* Start RECORDS SHOWN *

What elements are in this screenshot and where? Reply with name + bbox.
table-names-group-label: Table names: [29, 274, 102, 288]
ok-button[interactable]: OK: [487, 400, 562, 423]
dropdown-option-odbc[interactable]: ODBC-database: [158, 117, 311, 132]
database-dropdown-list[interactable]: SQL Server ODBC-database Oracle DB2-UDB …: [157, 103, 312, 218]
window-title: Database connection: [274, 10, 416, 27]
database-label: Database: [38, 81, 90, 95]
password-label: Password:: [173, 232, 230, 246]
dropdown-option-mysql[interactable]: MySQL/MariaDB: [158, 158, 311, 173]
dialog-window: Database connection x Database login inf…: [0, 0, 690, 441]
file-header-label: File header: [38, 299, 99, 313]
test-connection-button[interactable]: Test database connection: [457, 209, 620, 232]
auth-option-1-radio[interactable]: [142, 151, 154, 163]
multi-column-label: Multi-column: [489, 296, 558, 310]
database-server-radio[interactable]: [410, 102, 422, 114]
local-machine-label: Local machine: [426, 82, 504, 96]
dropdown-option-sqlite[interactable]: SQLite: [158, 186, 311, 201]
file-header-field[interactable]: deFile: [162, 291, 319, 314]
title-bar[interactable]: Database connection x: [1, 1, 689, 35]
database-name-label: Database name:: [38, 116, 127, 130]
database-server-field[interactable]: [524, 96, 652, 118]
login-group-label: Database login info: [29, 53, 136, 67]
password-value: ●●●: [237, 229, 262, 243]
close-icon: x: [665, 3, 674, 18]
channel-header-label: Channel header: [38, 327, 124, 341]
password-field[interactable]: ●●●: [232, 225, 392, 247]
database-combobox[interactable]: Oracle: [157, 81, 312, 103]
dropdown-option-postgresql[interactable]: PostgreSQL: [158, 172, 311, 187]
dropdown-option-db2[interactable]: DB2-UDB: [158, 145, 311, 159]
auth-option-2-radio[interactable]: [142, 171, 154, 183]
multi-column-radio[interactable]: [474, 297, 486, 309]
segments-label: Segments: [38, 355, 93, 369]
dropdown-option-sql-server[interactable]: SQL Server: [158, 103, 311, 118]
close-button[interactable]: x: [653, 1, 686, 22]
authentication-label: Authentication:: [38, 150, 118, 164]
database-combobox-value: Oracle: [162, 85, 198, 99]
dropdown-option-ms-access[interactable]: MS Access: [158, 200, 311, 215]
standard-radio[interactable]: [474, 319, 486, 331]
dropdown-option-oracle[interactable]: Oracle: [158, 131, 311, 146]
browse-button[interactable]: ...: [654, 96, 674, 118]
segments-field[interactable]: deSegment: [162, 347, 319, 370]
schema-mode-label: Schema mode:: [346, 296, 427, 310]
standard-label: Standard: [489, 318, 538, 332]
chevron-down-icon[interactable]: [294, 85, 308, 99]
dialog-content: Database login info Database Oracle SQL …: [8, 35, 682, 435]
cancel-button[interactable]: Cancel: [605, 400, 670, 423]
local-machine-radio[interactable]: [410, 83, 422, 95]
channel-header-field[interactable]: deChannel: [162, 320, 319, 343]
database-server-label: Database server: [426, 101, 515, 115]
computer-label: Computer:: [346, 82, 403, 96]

* End RECORDS SHOWN *
* Start RECORDS SHOWN *

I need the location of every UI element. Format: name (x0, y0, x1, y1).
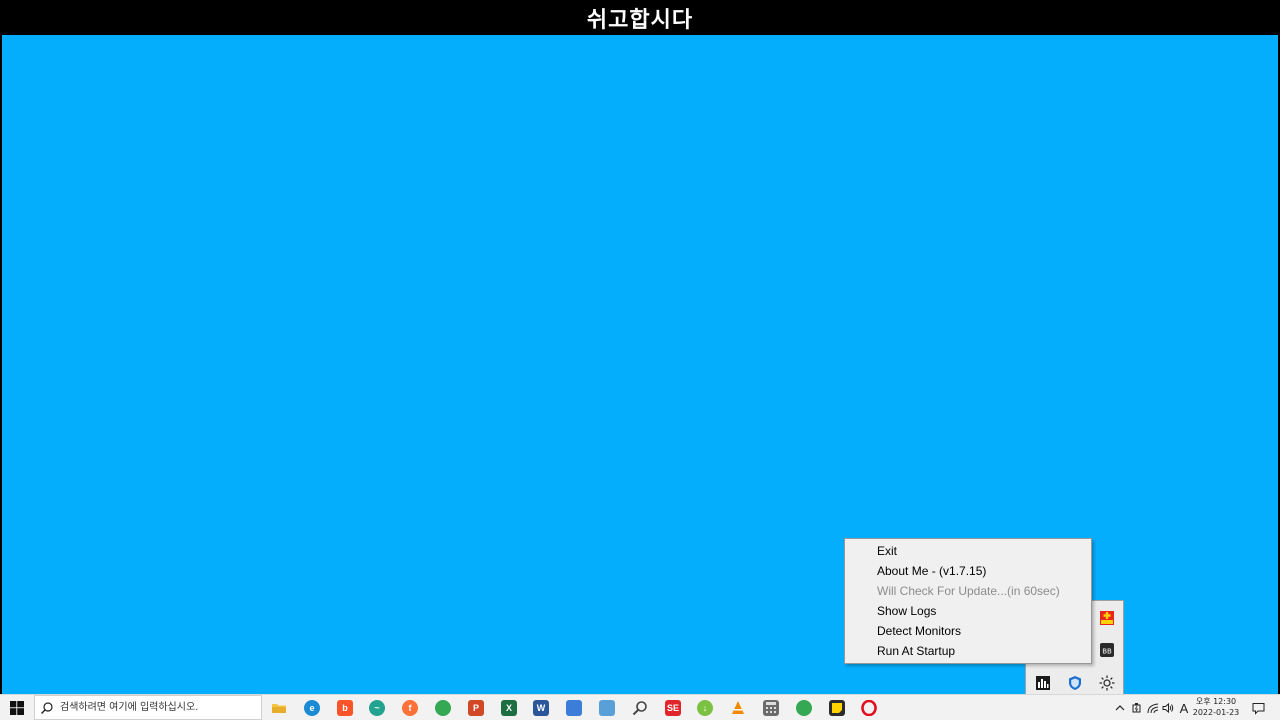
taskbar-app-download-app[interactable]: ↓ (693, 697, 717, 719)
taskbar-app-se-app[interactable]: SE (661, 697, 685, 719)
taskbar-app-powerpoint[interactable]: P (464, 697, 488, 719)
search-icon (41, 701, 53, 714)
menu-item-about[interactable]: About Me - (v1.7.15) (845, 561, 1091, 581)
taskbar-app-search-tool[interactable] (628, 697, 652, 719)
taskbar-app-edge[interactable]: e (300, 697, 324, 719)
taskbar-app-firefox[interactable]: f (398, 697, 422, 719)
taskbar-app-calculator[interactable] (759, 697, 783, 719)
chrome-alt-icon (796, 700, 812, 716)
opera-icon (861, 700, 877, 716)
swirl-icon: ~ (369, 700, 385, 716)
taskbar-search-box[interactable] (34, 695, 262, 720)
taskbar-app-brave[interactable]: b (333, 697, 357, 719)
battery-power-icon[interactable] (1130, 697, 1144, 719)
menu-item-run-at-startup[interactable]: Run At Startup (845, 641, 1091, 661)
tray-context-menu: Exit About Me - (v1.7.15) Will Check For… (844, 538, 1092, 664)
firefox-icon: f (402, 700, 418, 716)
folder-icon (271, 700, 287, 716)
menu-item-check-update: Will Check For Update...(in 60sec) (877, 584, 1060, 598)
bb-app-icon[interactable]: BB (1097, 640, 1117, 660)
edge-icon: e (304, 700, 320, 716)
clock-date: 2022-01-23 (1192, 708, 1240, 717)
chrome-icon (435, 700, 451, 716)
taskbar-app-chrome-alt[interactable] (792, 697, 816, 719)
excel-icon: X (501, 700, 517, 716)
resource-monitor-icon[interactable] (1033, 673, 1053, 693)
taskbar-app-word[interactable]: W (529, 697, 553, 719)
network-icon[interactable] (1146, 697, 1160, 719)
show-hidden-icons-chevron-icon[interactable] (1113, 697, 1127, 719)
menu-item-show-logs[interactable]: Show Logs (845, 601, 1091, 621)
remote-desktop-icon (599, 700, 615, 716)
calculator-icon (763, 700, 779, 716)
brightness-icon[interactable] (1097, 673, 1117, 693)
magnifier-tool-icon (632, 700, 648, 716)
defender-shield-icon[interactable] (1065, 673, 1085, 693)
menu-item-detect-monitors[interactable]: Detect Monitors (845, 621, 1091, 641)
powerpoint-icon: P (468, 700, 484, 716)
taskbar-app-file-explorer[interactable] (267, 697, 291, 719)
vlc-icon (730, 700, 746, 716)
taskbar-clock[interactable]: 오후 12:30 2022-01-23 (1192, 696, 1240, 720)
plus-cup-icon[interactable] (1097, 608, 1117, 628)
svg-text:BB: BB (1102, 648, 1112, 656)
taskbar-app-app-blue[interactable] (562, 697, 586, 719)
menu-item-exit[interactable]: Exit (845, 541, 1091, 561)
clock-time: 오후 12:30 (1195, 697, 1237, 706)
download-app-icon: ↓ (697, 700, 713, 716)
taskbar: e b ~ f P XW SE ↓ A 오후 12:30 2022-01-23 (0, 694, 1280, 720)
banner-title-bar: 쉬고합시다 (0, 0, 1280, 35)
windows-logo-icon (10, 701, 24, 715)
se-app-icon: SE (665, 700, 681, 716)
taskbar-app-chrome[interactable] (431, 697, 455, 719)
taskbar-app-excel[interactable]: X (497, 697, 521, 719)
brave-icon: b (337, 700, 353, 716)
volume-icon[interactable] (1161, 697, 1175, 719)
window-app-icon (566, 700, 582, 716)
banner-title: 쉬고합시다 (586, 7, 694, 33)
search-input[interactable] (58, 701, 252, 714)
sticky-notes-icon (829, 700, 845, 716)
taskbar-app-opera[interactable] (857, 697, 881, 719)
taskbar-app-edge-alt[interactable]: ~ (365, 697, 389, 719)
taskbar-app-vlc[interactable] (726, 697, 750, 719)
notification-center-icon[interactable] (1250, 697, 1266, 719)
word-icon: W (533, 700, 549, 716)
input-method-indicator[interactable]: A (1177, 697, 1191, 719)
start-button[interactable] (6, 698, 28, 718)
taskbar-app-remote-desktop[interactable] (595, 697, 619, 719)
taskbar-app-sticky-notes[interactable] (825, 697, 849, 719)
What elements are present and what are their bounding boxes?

* End RECORDS SHOWN *
* Start RECORDS SHOWN *

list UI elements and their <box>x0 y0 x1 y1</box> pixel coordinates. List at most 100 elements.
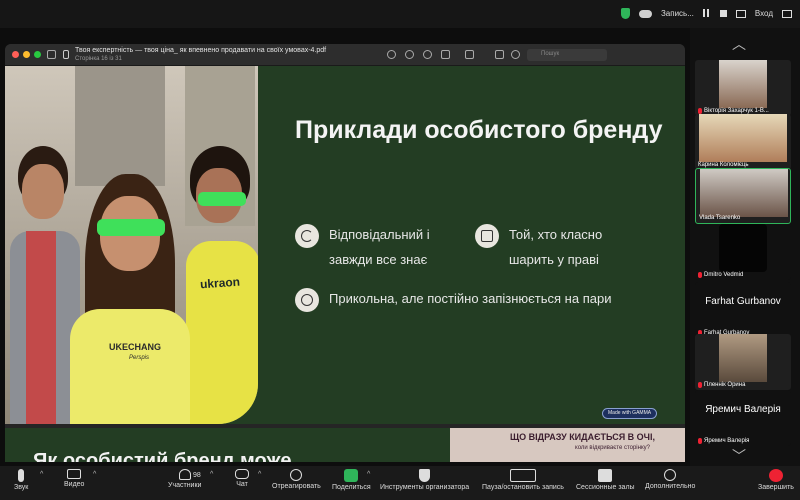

* End RECORDS SHOWN *

Render the lines between the one holding "What elements are in" and the one holding "close-icon: x: [665, 3, 674, 18]", inclusive, as a numbered list, leaving out any blank lines.

1. What elements are in this screenshot and where? Reply with name + bbox.
2. table-names-group-label: Table names: [29, 274, 102, 288]
3. ok-button[interactable]: OK: [487, 400, 562, 423]
4. dropdown-option-odbc[interactable]: ODBC-database: [158, 117, 311, 132]
5. database-dropdown-list[interactable]: SQL Server ODBC-database Oracle DB2-UDB …: [157, 103, 312, 218]
6. window-title: Database connection: [274, 10, 416, 27]
7. database-label: Database: [38, 81, 90, 95]
8. password-label: Password:: [173, 232, 230, 246]
9. dropdown-option-mysql[interactable]: MySQL/MariaDB: [158, 158, 311, 173]
10. dialog-window: Database connection x Database login inf…: [0, 0, 690, 441]
11. file-header-label: File header: [38, 299, 99, 313]
12. test-connection-button[interactable]: Test database connection: [457, 209, 620, 232]
13. auth-option-1-radio[interactable]: [142, 151, 154, 163]
14. multi-column-label: Multi-column: [489, 296, 558, 310]
15. database-server-radio[interactable]: [410, 102, 422, 114]
16. local-machine-label: Local machine: [426, 82, 504, 96]
17. dropdown-option-sqlite[interactable]: SQLite: [158, 186, 311, 201]
18. file-header-field[interactable]: deFile: [162, 291, 319, 314]
19. title-bar[interactable]: Database connection x: [1, 1, 689, 35]
20. database-name-label: Database name:: [38, 116, 127, 130]
21. database-server-field[interactable]: [524, 96, 652, 118]
22. login-group-label: Database login info: [29, 53, 136, 67]
23. password-value: ●●●: [237, 229, 262, 243]
24. close-icon: x: [665, 3, 674, 18]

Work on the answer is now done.